§ MATERIAL TO PROCESS

__________________________________________________

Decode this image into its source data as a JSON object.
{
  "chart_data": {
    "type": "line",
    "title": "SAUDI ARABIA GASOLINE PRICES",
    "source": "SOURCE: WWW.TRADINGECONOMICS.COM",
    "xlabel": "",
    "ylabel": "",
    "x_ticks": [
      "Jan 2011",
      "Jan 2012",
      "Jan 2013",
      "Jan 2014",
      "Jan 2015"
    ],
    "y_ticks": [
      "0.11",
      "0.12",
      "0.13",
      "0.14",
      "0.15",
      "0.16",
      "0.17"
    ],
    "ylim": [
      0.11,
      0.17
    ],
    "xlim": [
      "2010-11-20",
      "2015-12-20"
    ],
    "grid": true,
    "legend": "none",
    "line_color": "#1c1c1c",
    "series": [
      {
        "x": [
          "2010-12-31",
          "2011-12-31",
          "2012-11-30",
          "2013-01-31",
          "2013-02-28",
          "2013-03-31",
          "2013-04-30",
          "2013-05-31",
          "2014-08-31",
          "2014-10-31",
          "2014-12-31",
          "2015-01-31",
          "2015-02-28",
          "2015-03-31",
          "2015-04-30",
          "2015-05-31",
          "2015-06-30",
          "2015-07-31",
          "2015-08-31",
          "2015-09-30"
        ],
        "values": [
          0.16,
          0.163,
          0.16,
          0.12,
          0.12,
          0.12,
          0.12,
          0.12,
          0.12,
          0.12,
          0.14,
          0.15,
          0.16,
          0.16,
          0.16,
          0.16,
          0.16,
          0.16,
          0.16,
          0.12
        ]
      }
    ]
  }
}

__________________________________________________

§ EXERCISE
Return all of the entries exactly as they were supplied.

§ ANSWER TO THIS EXERCISE
Decode this image into its source data as a JSON object.
{
  "chart_data": {
    "type": "line",
    "title": "SAUDI ARABIA GASOLINE PRICES",
    "source": "SOURCE: WWW.TRADINGECONOMICS.COM",
    "xlabel": "",
    "ylabel": "",
    "x_ticks": [
      "Jan 2011",
      "Jan 2012",
      "Jan 2013",
      "Jan 2014",
      "Jan 2015"
    ],
    "y_ticks": [
      "0.11",
      "0.12",
      "0.13",
      "0.14",
      "0.15",
      "0.16",
      "0.17"
    ],
    "ylim": [
      0.11,
      0.17
    ],
    "xlim": [
      "2010-11-20",
      "2015-12-20"
    ],
    "grid": true,
    "legend": "none",
    "line_color": "#1c1c1c",
    "series": [
      {
        "x": [
          "2010-12-31",
          "2011-12-31",
          "2012-11-30",
          "2013-01-31",
          "2013-02-28",
          "2013-03-31",
          "2013-04-30",
          "2013-05-31",
          "2014-08-31",
          "2014-10-31",
          "2014-12-31",
          "2015-01-31",
          "2015-02-28",
          "2015-03-31",
          "2015-04-30",
          "2015-05-31",
          "2015-06-30",
          "2015-07-31",
          "2015-08-31",
          "2015-09-30"
        ],
        "values": [
          0.16,
          0.163,
          0.16,
          0.12,
          0.12,
          0.12,
          0.12,
          0.12,
          0.12,
          0.12,
          0.14,
          0.15,
          0.16,
          0.16,
          0.16,
          0.16,
          0.16,
          0.16,
          0.16,
          0.12
        ]
      }
    ]
  }
}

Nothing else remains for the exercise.